— Begin Exercise materials —
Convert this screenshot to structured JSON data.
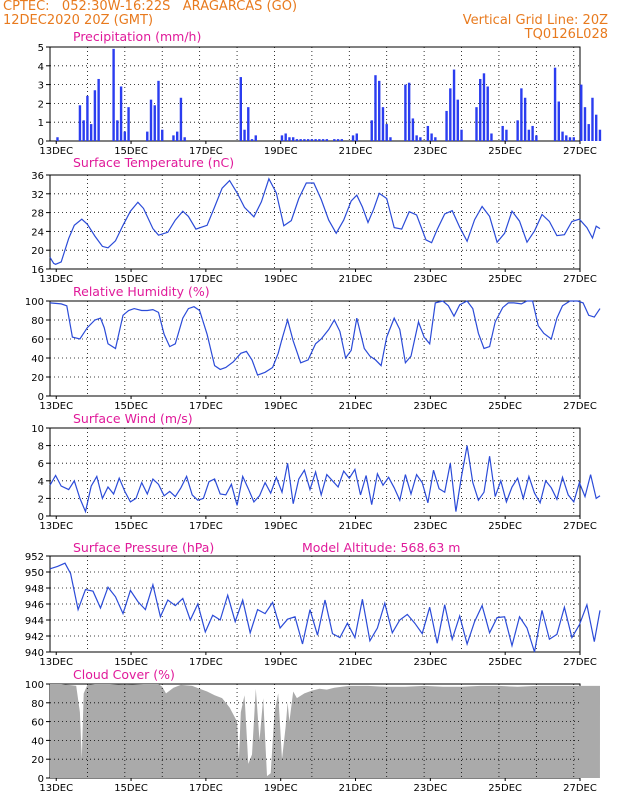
{
  "header": {
    "line1_left": "CPTEC:   052:30W-16:22S   ARAGARCAS (GO)",
    "line2_left": "12DEC2020 20Z (GMT)",
    "line1_right": "Vertical Grid Line: 20Z",
    "line2_right": "TQ0126L028",
    "text_color": "#e87a1e",
    "title_color": "#e01a9a",
    "line_color": "#2b4bd8",
    "bar_color": "#2b3df0",
    "cloud_color": "#aaaaaa"
  },
  "x_axis": {
    "range": [
      "2020-12-12 20Z",
      "2020-12-27 00Z"
    ],
    "ticks": [
      "13DEC",
      "15DEC",
      "17DEC",
      "19DEC",
      "21DEC",
      "23DEC",
      "25DEC",
      "27DEC"
    ]
  },
  "chart_data": [
    {
      "type": "bar",
      "title": "Precipitation (mm/h)",
      "ylim": [
        0,
        5
      ],
      "yticks": [
        "0",
        "1",
        "2",
        "3",
        "4",
        "5"
      ],
      "x_days": [
        0.2,
        0.8,
        0.9,
        1.0,
        1.1,
        1.2,
        1.3,
        1.7,
        1.8,
        1.9,
        2.0,
        2.1,
        2.6,
        2.7,
        2.8,
        2.9,
        3.0,
        3.3,
        3.4,
        3.5,
        3.6,
        5.1,
        5.2,
        5.3,
        5.4,
        5.5,
        6.2,
        6.3,
        6.4,
        6.5,
        6.6,
        6.7,
        6.8,
        6.9,
        7.0,
        7.1,
        7.2,
        7.3,
        7.4,
        7.6,
        7.7,
        7.8,
        8.1,
        8.2,
        8.6,
        8.7,
        8.8,
        8.9,
        9.0,
        9.1,
        9.5,
        9.6,
        9.7,
        9.8,
        9.9,
        10.1,
        10.2,
        10.3,
        10.6,
        10.7,
        10.8,
        10.9,
        11.0,
        11.4,
        11.5,
        11.6,
        11.7,
        11.8,
        12.1,
        12.2,
        12.5,
        12.6,
        12.7,
        12.8,
        12.9,
        13.0,
        13.5,
        13.6,
        13.7,
        13.8,
        13.9,
        14.0,
        14.2,
        14.3,
        14.4,
        14.5,
        14.6,
        14.7
      ],
      "values": [
        0.2,
        1.9,
        1.1,
        2.4,
        0.9,
        2.7,
        3.3,
        4.9,
        1.1,
        2.9,
        0.5,
        1.8,
        0.5,
        2.2,
        1.9,
        3.2,
        0.6,
        0.3,
        0.5,
        2.3,
        0.2,
        3.4,
        0.6,
        1.8,
        0.1,
        0.3,
        0.3,
        0.4,
        0.2,
        0.2,
        0.1,
        0.1,
        0.1,
        0.1,
        0.1,
        0.1,
        0.1,
        0.1,
        0.1,
        0.1,
        0.1,
        0.1,
        0.3,
        0.4,
        1.1,
        3.5,
        3.2,
        1.8,
        0.9,
        0.2,
        3.0,
        3.1,
        1.2,
        0.3,
        0.2,
        0.8,
        0.4,
        0.2,
        1.6,
        2.8,
        3.8,
        2.2,
        0.6,
        1.8,
        3.3,
        3.6,
        2.9,
        0.4,
        0.8,
        0.6,
        1.1,
        2.8,
        2.3,
        0.6,
        0.8,
        0.3,
        3.9,
        2.1,
        0.5,
        0.3,
        0.2,
        0.2,
        3.0,
        1.8,
        0.9,
        2.3,
        1.4,
        0.6
      ]
    },
    {
      "type": "line",
      "title": "Surface Temperature (nC)",
      "ylim": [
        16,
        36
      ],
      "yticks": [
        "16",
        "20",
        "24",
        "28",
        "32",
        "36"
      ],
      "x_days": [
        0.0,
        0.1,
        0.15,
        0.3,
        0.5,
        0.65,
        0.85,
        1.0,
        1.2,
        1.4,
        1.55,
        1.75,
        1.95,
        2.15,
        2.35,
        2.5,
        2.75,
        2.9,
        3.15,
        3.35,
        3.55,
        3.7,
        3.9,
        4.2,
        4.4,
        4.6,
        4.8,
        5.0,
        5.2,
        5.45,
        5.65,
        5.85,
        6.05,
        6.25,
        6.45,
        6.65,
        6.85,
        7.05,
        7.25,
        7.45,
        7.65,
        7.85,
        8.05,
        8.2,
        8.35,
        8.5,
        8.65,
        8.8,
        9.0,
        9.2,
        9.4,
        9.6,
        9.8,
        10.05,
        10.2,
        10.35,
        10.55,
        10.75,
        10.95,
        11.15,
        11.35,
        11.55,
        11.75,
        11.95,
        12.15,
        12.35,
        12.55,
        12.75,
        12.95,
        13.15,
        13.35,
        13.55,
        13.75,
        13.95,
        14.15,
        14.35,
        14.5,
        14.6,
        14.7
      ],
      "values": [
        18.5,
        17.2,
        17,
        17.5,
        22.5,
        25.3,
        26.6,
        25.5,
        23,
        20.8,
        20.5,
        22,
        25.3,
        28.3,
        30.2,
        28.9,
        24.6,
        23.2,
        23.8,
        26.4,
        28.3,
        27.2,
        24.5,
        25.3,
        29.2,
        33.2,
        34.8,
        32.2,
        29.1,
        27.1,
        30.3,
        35.2,
        32.2,
        25.2,
        26.3,
        31,
        34.3,
        34.3,
        30.8,
        26.4,
        23.6,
        26.4,
        30.5,
        31.7,
        29.2,
        25.9,
        28.7,
        32.1,
        31,
        24.8,
        24.5,
        28.2,
        27.5,
        22.2,
        21.6,
        24.4,
        27.7,
        28.4,
        24.9,
        21.9,
        26.5,
        29.3,
        27.2,
        21.7,
        23.6,
        28.3,
        26.2,
        21.7,
        24.1,
        27.6,
        26.1,
        23.1,
        23.3,
        26.1,
        26.6,
        24.8,
        22.6,
        25.1,
        24.6
      ]
    },
    {
      "type": "line",
      "title": "Relative Humidity (%)",
      "ylim": [
        0,
        100
      ],
      "yticks": [
        "0",
        "20",
        "40",
        "60",
        "80",
        "100"
      ],
      "x_days": [
        0.0,
        0.3,
        0.45,
        0.6,
        0.8,
        1.0,
        1.2,
        1.35,
        1.45,
        1.55,
        1.75,
        1.95,
        2.1,
        2.25,
        2.45,
        2.6,
        2.75,
        2.9,
        3.05,
        3.2,
        3.35,
        3.55,
        3.7,
        3.85,
        4.0,
        4.2,
        4.4,
        4.55,
        4.7,
        4.9,
        5.1,
        5.25,
        5.4,
        5.55,
        5.75,
        5.95,
        6.1,
        6.2,
        6.35,
        6.5,
        6.7,
        6.9,
        7.1,
        7.25,
        7.45,
        7.6,
        7.75,
        7.9,
        8.05,
        8.2,
        8.4,
        8.55,
        8.7,
        8.85,
        9.0,
        9.2,
        9.35,
        9.5,
        9.65,
        9.85,
        10.0,
        10.15,
        10.3,
        10.5,
        10.65,
        10.8,
        10.95,
        11.15,
        11.3,
        11.45,
        11.6,
        11.75,
        11.9,
        12.1,
        12.25,
        12.4,
        12.6,
        12.75,
        12.9,
        13.05,
        13.2,
        13.4,
        13.55,
        13.7,
        13.9,
        14.1,
        14.25,
        14.4,
        14.55,
        14.7
      ],
      "values": [
        98,
        97,
        95,
        62,
        60,
        72,
        80,
        82,
        72,
        55,
        50,
        85,
        90,
        92,
        90,
        90,
        91,
        88,
        65,
        52,
        55,
        82,
        92,
        94,
        90,
        65,
        32,
        28,
        30,
        36,
        45,
        47,
        38,
        22,
        25,
        30,
        45,
        60,
        80,
        58,
        35,
        38,
        55,
        60,
        70,
        80,
        68,
        40,
        48,
        82,
        50,
        42,
        38,
        32,
        62,
        82,
        70,
        35,
        42,
        78,
        62,
        55,
        98,
        100,
        95,
        84,
        96,
        100,
        92,
        66,
        50,
        52,
        78,
        93,
        98,
        98,
        97,
        100,
        100,
        74,
        66,
        60,
        82,
        95,
        100,
        100,
        98,
        85,
        83,
        92
      ]
    },
    {
      "type": "line",
      "title": "Surface Wind (m/s)",
      "ylim": [
        0,
        10
      ],
      "yticks": [
        "0",
        "2",
        "4",
        "6",
        "8",
        "10"
      ],
      "x_days": [
        0.0,
        0.15,
        0.3,
        0.5,
        0.65,
        0.8,
        0.95,
        1.1,
        1.25,
        1.4,
        1.55,
        1.7,
        1.85,
        2.0,
        2.15,
        2.3,
        2.45,
        2.6,
        2.75,
        2.9,
        3.05,
        3.2,
        3.35,
        3.5,
        3.65,
        3.8,
        3.95,
        4.1,
        4.25,
        4.4,
        4.55,
        4.7,
        4.85,
        5.0,
        5.15,
        5.3,
        5.45,
        5.6,
        5.75,
        5.9,
        6.05,
        6.2,
        6.35,
        6.5,
        6.65,
        6.8,
        6.95,
        7.1,
        7.25,
        7.4,
        7.55,
        7.7,
        7.85,
        8.0,
        8.15,
        8.3,
        8.45,
        8.6,
        8.75,
        8.9,
        9.05,
        9.2,
        9.35,
        9.5,
        9.65,
        9.8,
        9.95,
        10.1,
        10.25,
        10.4,
        10.55,
        10.7,
        10.85,
        11.0,
        11.15,
        11.3,
        11.45,
        11.6,
        11.75,
        11.9,
        12.05,
        12.2,
        12.35,
        12.5,
        12.65,
        12.8,
        12.95,
        13.1,
        13.25,
        13.4,
        13.55,
        13.7,
        13.85,
        14.0,
        14.15,
        14.3,
        14.45,
        14.6,
        14.7
      ],
      "values": [
        3.5,
        4.6,
        3.4,
        3.0,
        4.0,
        2.0,
        0.5,
        3.4,
        4.5,
        2.0,
        3.3,
        2.5,
        4.3,
        2.8,
        1.6,
        2.0,
        3.8,
        2.5,
        4.2,
        3.6,
        2.3,
        2.8,
        2.2,
        3.2,
        4.5,
        2.4,
        1.8,
        2.0,
        3.9,
        4.2,
        2.5,
        2.4,
        3.6,
        1.2,
        4.5,
        3.1,
        1.6,
        2.3,
        3.8,
        2.6,
        4.4,
        2.7,
        6.0,
        1.4,
        4.2,
        5.2,
        3.0,
        5.0,
        2.4,
        4.7,
        4.0,
        3.3,
        5.1,
        4.3,
        5.3,
        2.4,
        4.6,
        1.3,
        4.8,
        3.5,
        4.4,
        3.2,
        1.8,
        4.7,
        2.5,
        4.7,
        3.8,
        1.5,
        5.2,
        3.1,
        2.7,
        6.0,
        0.5,
        4.5,
        8.0,
        3.8,
        1.8,
        2.7,
        6.8,
        2.2,
        4.0,
        1.6,
        3.3,
        4.3,
        2.0,
        4.5,
        2.6,
        1.5,
        4.0,
        3.2,
        1.9,
        4.4,
        2.4,
        1.6,
        3.8,
        2.2,
        4.7,
        2.0,
        2.3
      ]
    },
    {
      "type": "line",
      "title": "Surface Pressure (hPa)",
      "annotation": "Model Altitude: 568.63 m",
      "ylim": [
        940,
        952
      ],
      "yticks": [
        "940",
        "942",
        "944",
        "946",
        "948",
        "950",
        "952"
      ],
      "x_days": [
        0.0,
        0.2,
        0.4,
        0.55,
        0.75,
        0.95,
        1.15,
        1.35,
        1.55,
        1.75,
        1.95,
        2.15,
        2.35,
        2.55,
        2.75,
        2.95,
        3.15,
        3.35,
        3.55,
        3.75,
        3.95,
        4.15,
        4.35,
        4.55,
        4.75,
        4.95,
        5.15,
        5.35,
        5.55,
        5.75,
        5.95,
        6.15,
        6.35,
        6.55,
        6.75,
        6.95,
        7.15,
        7.35,
        7.55,
        7.75,
        7.95,
        8.15,
        8.35,
        8.55,
        8.75,
        8.95,
        9.15,
        9.35,
        9.55,
        9.75,
        9.95,
        10.15,
        10.35,
        10.55,
        10.75,
        10.95,
        11.15,
        11.35,
        11.55,
        11.75,
        11.95,
        12.15,
        12.35,
        12.55,
        12.75,
        12.95,
        13.15,
        13.35,
        13.55,
        13.75,
        13.95,
        14.15,
        14.35,
        14.55,
        14.7
      ],
      "values": [
        950.4,
        950.7,
        951.1,
        949.8,
        945.3,
        947.8,
        947.6,
        945.5,
        948.1,
        946.9,
        944.8,
        947.7,
        946.3,
        945.3,
        948.4,
        944.4,
        946.5,
        945.8,
        946.7,
        944.0,
        946.0,
        942.5,
        944.6,
        944.0,
        947.1,
        943.8,
        946.5,
        942.4,
        945.3,
        944.8,
        946.2,
        943.0,
        944.1,
        944.4,
        941.0,
        945.3,
        942.1,
        946.5,
        942.3,
        941.8,
        943.6,
        941.8,
        946.6,
        941.4,
        943.0,
        946.1,
        942.4,
        944.0,
        944.7,
        943.6,
        942.3,
        945.6,
        941.1,
        945.9,
        941.6,
        944.5,
        941.0,
        943.8,
        945.8,
        942.4,
        944.3,
        944.4,
        940.8,
        944.4,
        943.0,
        940.0,
        945.2,
        941.6,
        942.2,
        945.6,
        941.8,
        943.4,
        945.9,
        941.3,
        945.2
      ]
    },
    {
      "type": "area",
      "title": "Cloud Cover (%)",
      "ylim": [
        0,
        100
      ],
      "yticks": [
        "0",
        "20",
        "40",
        "60",
        "80",
        "100"
      ],
      "x_days": [
        0.0,
        0.3,
        0.5,
        0.7,
        0.8,
        0.85,
        0.9,
        1.0,
        1.2,
        1.6,
        2.0,
        2.5,
        2.9,
        3.0,
        3.1,
        3.3,
        3.5,
        3.8,
        4.0,
        4.2,
        4.4,
        4.6,
        4.8,
        5.0,
        5.05,
        5.1,
        5.2,
        5.3,
        5.4,
        5.5,
        5.6,
        5.7,
        5.8,
        5.9,
        6.0,
        6.1,
        6.2,
        6.3,
        6.35,
        6.4,
        6.5,
        6.6,
        6.8,
        7.0,
        7.2,
        7.4,
        7.6,
        7.8,
        8.0,
        8.5,
        9.0,
        9.5,
        10.0,
        10.5,
        11.0,
        11.5,
        12.0,
        12.5,
        13.0,
        13.5,
        14.0,
        14.7
      ],
      "values": [
        100,
        100,
        99,
        98,
        70,
        20,
        90,
        99,
        100,
        100,
        99,
        100,
        100,
        97,
        90,
        96,
        99,
        98,
        95,
        92,
        88,
        85,
        75,
        60,
        20,
        70,
        88,
        15,
        25,
        95,
        40,
        85,
        2,
        5,
        70,
        90,
        20,
        55,
        80,
        60,
        92,
        85,
        90,
        93,
        95,
        94,
        96,
        97,
        98,
        98,
        97,
        97,
        98,
        97,
        97,
        98,
        98,
        97,
        98,
        98,
        98,
        98
      ]
    }
  ]
}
— End Exercise materials —
## Short exercise
Select every line of the records holding the string "Surface".

## The completed task
      "title": "Surface Temperature (nC)",
      "title": "Surface Wind (m/s)",
      "title": "Surface Pressure (hPa)",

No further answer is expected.